- Short task -
Copy out the lines that include the word "marker".

Stored dataset items:
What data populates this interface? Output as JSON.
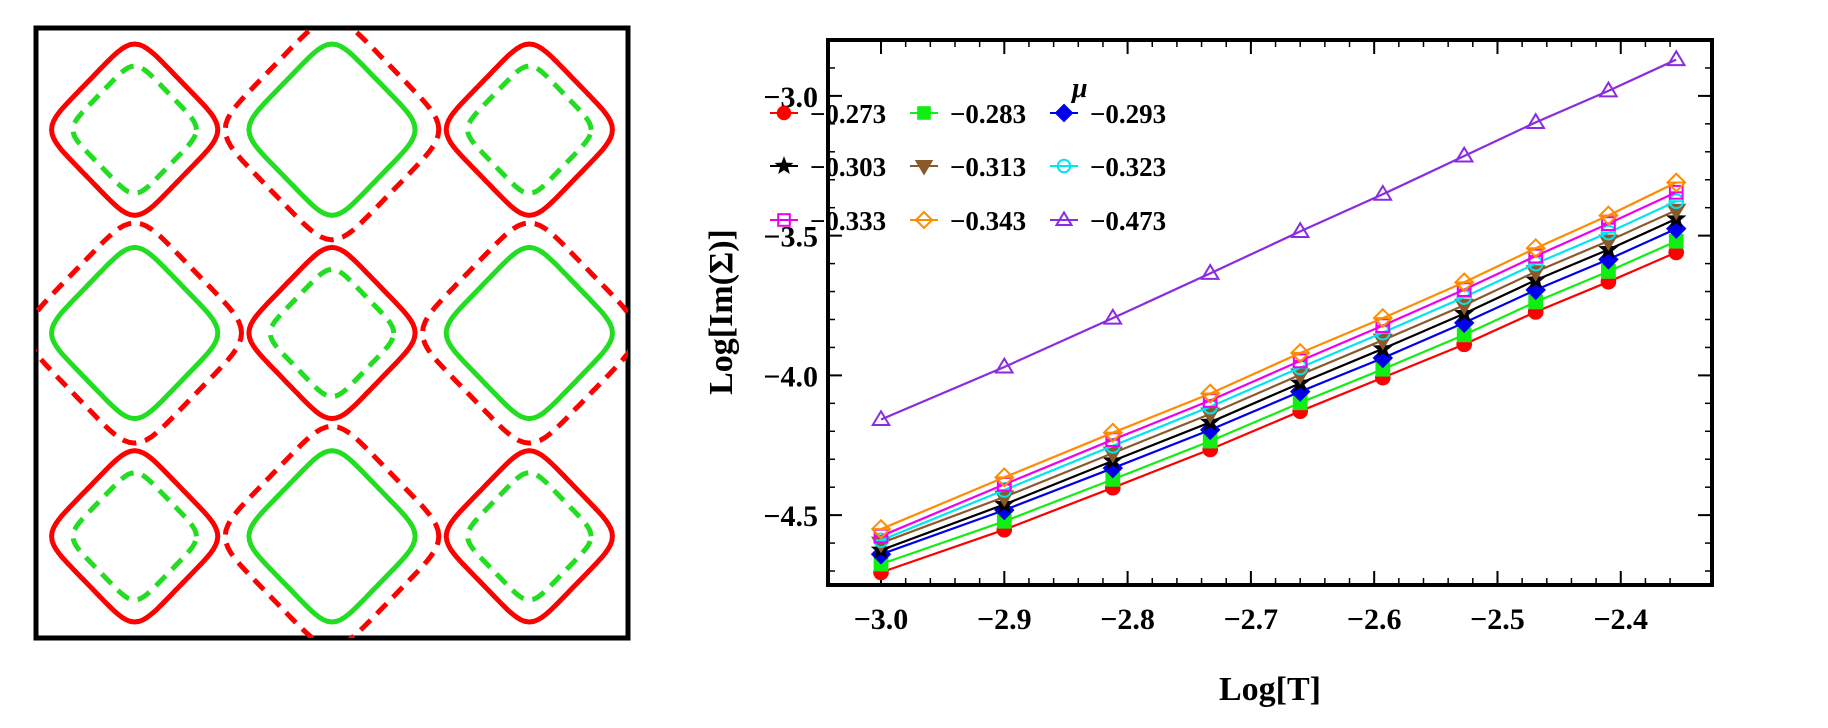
{
  "chart_data": [
    {
      "type": "line",
      "title": "",
      "xlabel": "",
      "ylabel": "",
      "xlim": [
        -3.1416,
        3.1416
      ],
      "ylim": [
        -3.1416,
        3.1416
      ],
      "axes_ticks": false,
      "series": [
        {
          "style": "solid",
          "color": "#ff0000"
        },
        {
          "style": "dashed",
          "color": "#ff0000"
        },
        {
          "style": "solid",
          "color": "#22dd22"
        },
        {
          "style": "dashed",
          "color": "#22dd22"
        }
      ]
    },
    {
      "type": "line",
      "title": "",
      "xlabel": "Log[T]",
      "ylabel": "Log[Im(Σ)]",
      "xlim": [
        -3.0,
        -2.35
      ],
      "ylim": [
        -4.75,
        -2.8
      ],
      "xticks": [
        -3.0,
        -2.9,
        -2.8,
        -2.7,
        -2.6,
        -2.5,
        -2.4
      ],
      "xtick_labels": [
        "−3.0",
        "−2.9",
        "−2.8",
        "−2.7",
        "−2.6",
        "−2.5",
        "−2.4"
      ],
      "yticks": [
        -3.0,
        -3.5,
        -4.0,
        -4.5
      ],
      "ytick_labels": [
        "−3.0",
        "−3.5",
        "−4.0",
        "−4.5"
      ],
      "grid": false,
      "legend_title": "μ",
      "legend_position": "top-left",
      "x": [
        -3.0,
        -2.9,
        -2.812,
        -2.733,
        -2.66,
        -2.593,
        -2.527,
        -2.469,
        -2.41,
        -2.355
      ],
      "series": [
        {
          "name": "−0.273",
          "color": "#ff0000",
          "marker": "circle-filled",
          "values": [
            -4.705,
            -4.552,
            -4.402,
            -4.265,
            -4.128,
            -4.008,
            -3.889,
            -3.773,
            -3.665,
            -3.56
          ]
        },
        {
          "name": "−0.283",
          "color": "#11ee11",
          "marker": "square-filled",
          "values": [
            -4.675,
            -4.522,
            -4.372,
            -4.235,
            -4.098,
            -3.978,
            -3.855,
            -3.737,
            -3.628,
            -3.52
          ]
        },
        {
          "name": "−0.293",
          "color": "#0000ee",
          "marker": "diamond-filled",
          "values": [
            -4.64,
            -4.482,
            -4.332,
            -4.195,
            -4.058,
            -3.938,
            -3.812,
            -3.694,
            -3.585,
            -3.475
          ]
        },
        {
          "name": "−0.303",
          "color": "#000000",
          "marker": "star-filled",
          "values": [
            -4.625,
            -4.462,
            -4.306,
            -4.168,
            -4.028,
            -3.905,
            -3.779,
            -3.659,
            -3.55,
            -3.44
          ]
        },
        {
          "name": "−0.313",
          "color": "#8b5a2b",
          "marker": "triangle-down-filled",
          "values": [
            -4.6,
            -4.435,
            -4.278,
            -4.138,
            -3.998,
            -3.874,
            -3.749,
            -3.629,
            -3.519,
            -3.409
          ]
        },
        {
          "name": "−0.323",
          "color": "#00e5ee",
          "marker": "circle-open-bar",
          "values": [
            -4.59,
            -4.41,
            -4.252,
            -4.112,
            -3.972,
            -3.847,
            -3.72,
            -3.6,
            -3.489,
            -3.377
          ]
        },
        {
          "name": "−0.333",
          "color": "#ee00ee",
          "marker": "square-open-bar",
          "values": [
            -4.575,
            -4.39,
            -4.23,
            -4.09,
            -3.948,
            -3.822,
            -3.693,
            -3.573,
            -3.457,
            -3.345
          ]
        },
        {
          "name": "−0.343",
          "color": "#ff8c00",
          "marker": "diamond-open-bar",
          "values": [
            -4.55,
            -4.365,
            -4.205,
            -4.065,
            -3.92,
            -3.795,
            -3.667,
            -3.545,
            -3.428,
            -3.31
          ]
        },
        {
          "name": "−0.473",
          "color": "#8a2be2",
          "marker": "triangle-up-open",
          "values": [
            -4.158,
            -3.97,
            -3.795,
            -3.635,
            -3.485,
            -3.352,
            -3.215,
            -3.095,
            -2.982,
            -2.87
          ]
        }
      ]
    }
  ]
}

- Written solution -
          "marker": "circle-filled",
          "marker": "square-filled",
          "marker": "diamond-filled",
          "marker": "star-filled",
          "marker": "triangle-down-filled",
          "marker": "circle-open-bar",
          "marker": "square-open-bar",
          "marker": "diamond-open-bar",
          "marker": "triangle-up-open",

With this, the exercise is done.